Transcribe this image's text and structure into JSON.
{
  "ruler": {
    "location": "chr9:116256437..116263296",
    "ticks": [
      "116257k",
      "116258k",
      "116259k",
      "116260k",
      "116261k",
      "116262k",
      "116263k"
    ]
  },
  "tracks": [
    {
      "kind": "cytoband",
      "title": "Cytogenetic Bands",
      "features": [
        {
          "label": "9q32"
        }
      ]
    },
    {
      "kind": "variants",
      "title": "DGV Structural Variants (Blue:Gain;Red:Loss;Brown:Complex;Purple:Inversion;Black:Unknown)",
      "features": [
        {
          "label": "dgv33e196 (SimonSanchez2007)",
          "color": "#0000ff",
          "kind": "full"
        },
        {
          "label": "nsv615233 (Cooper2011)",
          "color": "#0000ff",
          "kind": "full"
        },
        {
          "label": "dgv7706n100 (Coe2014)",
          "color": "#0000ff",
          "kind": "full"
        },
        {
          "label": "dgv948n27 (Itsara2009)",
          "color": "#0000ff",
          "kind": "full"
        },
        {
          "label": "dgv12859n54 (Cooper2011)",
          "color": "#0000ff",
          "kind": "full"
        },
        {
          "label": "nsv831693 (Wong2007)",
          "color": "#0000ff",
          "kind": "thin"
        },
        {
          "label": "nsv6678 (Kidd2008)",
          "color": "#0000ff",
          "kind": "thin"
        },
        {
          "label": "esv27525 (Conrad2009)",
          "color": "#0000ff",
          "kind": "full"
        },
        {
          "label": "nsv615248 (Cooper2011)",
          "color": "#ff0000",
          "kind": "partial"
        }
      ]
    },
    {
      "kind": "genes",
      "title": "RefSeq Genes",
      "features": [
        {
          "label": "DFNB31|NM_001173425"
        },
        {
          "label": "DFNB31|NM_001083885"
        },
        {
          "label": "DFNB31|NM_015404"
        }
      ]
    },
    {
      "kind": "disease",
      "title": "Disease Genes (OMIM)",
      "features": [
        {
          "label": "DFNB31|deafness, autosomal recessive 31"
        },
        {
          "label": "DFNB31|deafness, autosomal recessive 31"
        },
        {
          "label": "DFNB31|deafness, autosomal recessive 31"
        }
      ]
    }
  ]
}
··········
(Work item) Nothing in the material may be left out; write it all out verbatim.

(Solution for this problem)
Transcribe this image's text and structure into JSON.
{
  "ruler": {
    "location": "chr9:116256437..116263296",
    "ticks": [
      "116257k",
      "116258k",
      "116259k",
      "116260k",
      "116261k",
      "116262k",
      "116263k"
    ]
  },
  "tracks": [
    {
      "kind": "cytoband",
      "title": "Cytogenetic Bands",
      "features": [
        {
          "label": "9q32"
        }
      ]
    },
    {
      "kind": "variants",
      "title": "DGV Structural Variants (Blue:Gain;Red:Loss;Brown:Complex;Purple:Inversion;Black:Unknown)",
      "features": [
        {
          "label": "dgv33e196 (SimonSanchez2007)",
          "color": "#0000ff",
          "kind": "full"
        },
        {
          "label": "nsv615233 (Cooper2011)",
          "color": "#0000ff",
          "kind": "full"
        },
        {
          "label": "dgv7706n100 (Coe2014)",
          "color": "#0000ff",
          "kind": "full"
        },
        {
          "label": "dgv948n27 (Itsara2009)",
          "color": "#0000ff",
          "kind": "full"
        },
        {
          "label": "dgv12859n54 (Cooper2011)",
          "color": "#0000ff",
          "kind": "full"
        },
        {
          "label": "nsv831693 (Wong2007)",
          "color": "#0000ff",
          "kind": "thin"
        },
        {
          "label": "nsv6678 (Kidd2008)",
          "color": "#0000ff",
          "kind": "thin"
        },
        {
          "label": "esv27525 (Conrad2009)",
          "color": "#0000ff",
          "kind": "full"
        },
        {
          "label": "nsv615248 (Cooper2011)",
          "color": "#ff0000",
          "kind": "partial"
        }
      ]
    },
    {
      "kind": "genes",
      "title": "RefSeq Genes",
      "features": [
        {
          "label": "DFNB31|NM_001173425"
        },
        {
          "label": "DFNB31|NM_001083885"
        },
        {
          "label": "DFNB31|NM_015404"
        }
      ]
    },
    {
      "kind": "disease",
      "title": "Disease Genes (OMIM)",
      "features": [
        {
          "label": "DFNB31|deafness, autosomal recessive 31"
        },
        {
          "label": "DFNB31|deafness, autosomal recessive 31"
        },
        {
          "label": "DFNB31|deafness, autosomal recessive 31"
        }
      ]
    }
  ]
}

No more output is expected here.